#### [PROBLEM]
Return every entry exactly.

#### [Records from a collection of figures]
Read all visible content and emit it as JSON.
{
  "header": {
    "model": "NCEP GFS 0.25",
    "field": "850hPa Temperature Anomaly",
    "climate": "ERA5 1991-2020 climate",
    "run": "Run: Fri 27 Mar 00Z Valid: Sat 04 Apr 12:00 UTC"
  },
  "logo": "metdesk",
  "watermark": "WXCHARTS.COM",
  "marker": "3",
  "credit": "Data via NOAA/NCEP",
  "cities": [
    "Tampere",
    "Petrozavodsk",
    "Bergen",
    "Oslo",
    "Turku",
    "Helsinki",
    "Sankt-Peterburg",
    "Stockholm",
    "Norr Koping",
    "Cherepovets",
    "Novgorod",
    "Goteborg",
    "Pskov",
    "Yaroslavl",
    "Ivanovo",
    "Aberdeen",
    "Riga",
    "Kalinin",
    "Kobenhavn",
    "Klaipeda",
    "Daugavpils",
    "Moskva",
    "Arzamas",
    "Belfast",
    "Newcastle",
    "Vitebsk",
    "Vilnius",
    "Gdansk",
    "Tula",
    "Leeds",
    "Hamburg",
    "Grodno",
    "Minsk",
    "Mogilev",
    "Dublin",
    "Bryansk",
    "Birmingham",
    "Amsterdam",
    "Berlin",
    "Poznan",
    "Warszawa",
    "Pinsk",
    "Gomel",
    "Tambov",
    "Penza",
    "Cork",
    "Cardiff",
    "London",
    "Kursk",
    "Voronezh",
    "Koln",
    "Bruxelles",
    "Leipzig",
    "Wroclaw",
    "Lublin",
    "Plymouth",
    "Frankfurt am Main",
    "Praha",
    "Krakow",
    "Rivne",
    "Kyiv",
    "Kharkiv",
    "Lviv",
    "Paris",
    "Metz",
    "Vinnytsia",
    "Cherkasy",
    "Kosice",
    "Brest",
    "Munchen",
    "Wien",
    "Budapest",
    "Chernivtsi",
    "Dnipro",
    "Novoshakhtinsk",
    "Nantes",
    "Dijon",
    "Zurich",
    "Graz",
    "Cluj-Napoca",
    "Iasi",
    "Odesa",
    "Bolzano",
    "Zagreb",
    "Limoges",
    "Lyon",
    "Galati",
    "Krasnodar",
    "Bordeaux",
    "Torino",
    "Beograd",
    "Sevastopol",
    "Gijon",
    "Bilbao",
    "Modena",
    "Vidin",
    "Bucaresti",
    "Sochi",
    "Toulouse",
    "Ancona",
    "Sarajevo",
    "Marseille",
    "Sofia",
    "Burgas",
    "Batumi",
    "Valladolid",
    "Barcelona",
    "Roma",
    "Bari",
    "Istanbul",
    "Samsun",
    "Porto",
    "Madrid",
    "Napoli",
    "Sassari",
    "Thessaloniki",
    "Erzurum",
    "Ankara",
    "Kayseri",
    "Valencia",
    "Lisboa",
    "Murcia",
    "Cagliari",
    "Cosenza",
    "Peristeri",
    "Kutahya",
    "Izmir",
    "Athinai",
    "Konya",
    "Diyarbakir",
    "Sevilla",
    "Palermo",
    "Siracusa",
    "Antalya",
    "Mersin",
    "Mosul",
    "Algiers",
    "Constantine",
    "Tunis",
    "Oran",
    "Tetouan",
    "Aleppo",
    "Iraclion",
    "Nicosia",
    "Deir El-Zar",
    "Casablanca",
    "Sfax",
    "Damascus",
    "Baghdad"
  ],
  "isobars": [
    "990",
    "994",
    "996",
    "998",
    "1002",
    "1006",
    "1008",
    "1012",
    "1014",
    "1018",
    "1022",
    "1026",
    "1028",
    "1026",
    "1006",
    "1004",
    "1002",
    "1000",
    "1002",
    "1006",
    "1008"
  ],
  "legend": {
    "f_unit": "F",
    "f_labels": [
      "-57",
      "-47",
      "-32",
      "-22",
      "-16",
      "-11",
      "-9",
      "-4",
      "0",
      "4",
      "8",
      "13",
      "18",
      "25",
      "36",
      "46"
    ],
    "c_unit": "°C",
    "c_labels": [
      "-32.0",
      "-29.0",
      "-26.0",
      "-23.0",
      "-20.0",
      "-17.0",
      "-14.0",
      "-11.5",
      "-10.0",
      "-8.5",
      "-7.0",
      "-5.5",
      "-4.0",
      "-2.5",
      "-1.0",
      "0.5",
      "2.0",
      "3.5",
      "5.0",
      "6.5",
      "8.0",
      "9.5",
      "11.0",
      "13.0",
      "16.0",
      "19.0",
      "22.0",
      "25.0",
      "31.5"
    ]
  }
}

#### [SOLUTION FOR THIS PROBLEM]
Read all visible content and emit it as JSON.
{
  "header": {
    "model": "NCEP GFS 0.25",
    "field": "850hPa Temperature Anomaly",
    "climate": "ERA5 1991-2020 climate",
    "run": "Run: Fri 27 Mar 00Z Valid: Sat 04 Apr 12:00 UTC"
  },
  "logo": "metdesk",
  "watermark": "WXCHARTS.COM",
  "marker": "3",
  "credit": "Data via NOAA/NCEP",
  "cities": [
    "Tampere",
    "Petrozavodsk",
    "Bergen",
    "Oslo",
    "Turku",
    "Helsinki",
    "Sankt-Peterburg",
    "Stockholm",
    "Norr Koping",
    "Cherepovets",
    "Novgorod",
    "Goteborg",
    "Pskov",
    "Yaroslavl",
    "Ivanovo",
    "Aberdeen",
    "Riga",
    "Kalinin",
    "Kobenhavn",
    "Klaipeda",
    "Daugavpils",
    "Moskva",
    "Arzamas",
    "Belfast",
    "Newcastle",
    "Vitebsk",
    "Vilnius",
    "Gdansk",
    "Tula",
    "Leeds",
    "Hamburg",
    "Grodno",
    "Minsk",
    "Mogilev",
    "Dublin",
    "Bryansk",
    "Birmingham",
    "Amsterdam",
    "Berlin",
    "Poznan",
    "Warszawa",
    "Pinsk",
    "Gomel",
    "Tambov",
    "Penza",
    "Cork",
    "Cardiff",
    "London",
    "Kursk",
    "Voronezh",
    "Koln",
    "Bruxelles",
    "Leipzig",
    "Wroclaw",
    "Lublin",
    "Plymouth",
    "Frankfurt am Main",
    "Praha",
    "Krakow",
    "Rivne",
    "Kyiv",
    "Kharkiv",
    "Lviv",
    "Paris",
    "Metz",
    "Vinnytsia",
    "Cherkasy",
    "Kosice",
    "Brest",
    "Munchen",
    "Wien",
    "Budapest",
    "Chernivtsi",
    "Dnipro",
    "Novoshakhtinsk",
    "Nantes",
    "Dijon",
    "Zurich",
    "Graz",
    "Cluj-Napoca",
    "Iasi",
    "Odesa",
    "Bolzano",
    "Zagreb",
    "Limoges",
    "Lyon",
    "Galati",
    "Krasnodar",
    "Bordeaux",
    "Torino",
    "Beograd",
    "Sevastopol",
    "Gijon",
    "Bilbao",
    "Modena",
    "Vidin",
    "Bucaresti",
    "Sochi",
    "Toulouse",
    "Ancona",
    "Sarajevo",
    "Marseille",
    "Sofia",
    "Burgas",
    "Batumi",
    "Valladolid",
    "Barcelona",
    "Roma",
    "Bari",
    "Istanbul",
    "Samsun",
    "Porto",
    "Madrid",
    "Napoli",
    "Sassari",
    "Thessaloniki",
    "Erzurum",
    "Ankara",
    "Kayseri",
    "Valencia",
    "Lisboa",
    "Murcia",
    "Cagliari",
    "Cosenza",
    "Peristeri",
    "Kutahya",
    "Izmir",
    "Athinai",
    "Konya",
    "Diyarbakir",
    "Sevilla",
    "Palermo",
    "Siracusa",
    "Antalya",
    "Mersin",
    "Mosul",
    "Algiers",
    "Constantine",
    "Tunis",
    "Oran",
    "Tetouan",
    "Aleppo",
    "Iraclion",
    "Nicosia",
    "Deir El-Zar",
    "Casablanca",
    "Sfax",
    "Damascus",
    "Baghdad"
  ],
  "isobars": [
    "990",
    "994",
    "996",
    "998",
    "1002",
    "1006",
    "1008",
    "1012",
    "1014",
    "1018",
    "1022",
    "1026",
    "1028",
    "1026",
    "1006",
    "1004",
    "1002",
    "1000",
    "1002",
    "1006",
    "1008"
  ],
  "legend": {
    "f_unit": "F",
    "f_labels": [
      "-57",
      "-47",
      "-32",
      "-22",
      "-16",
      "-11",
      "-9",
      "-4",
      "0",
      "4",
      "8",
      "13",
      "18",
      "25",
      "36",
      "46"
    ],
    "c_unit": "°C",
    "c_labels": [
      "-32.0",
      "-29.0",
      "-26.0",
      "-23.0",
      "-20.0",
      "-17.0",
      "-14.0",
      "-11.5",
      "-10.0",
      "-8.5",
      "-7.0",
      "-5.5",
      "-4.0",
      "-2.5",
      "-1.0",
      "0.5",
      "2.0",
      "3.5",
      "5.0",
      "6.5",
      "8.0",
      "9.5",
      "11.0",
      "13.0",
      "16.0",
      "19.0",
      "22.0",
      "25.0",
      "31.5"
    ]
  }
}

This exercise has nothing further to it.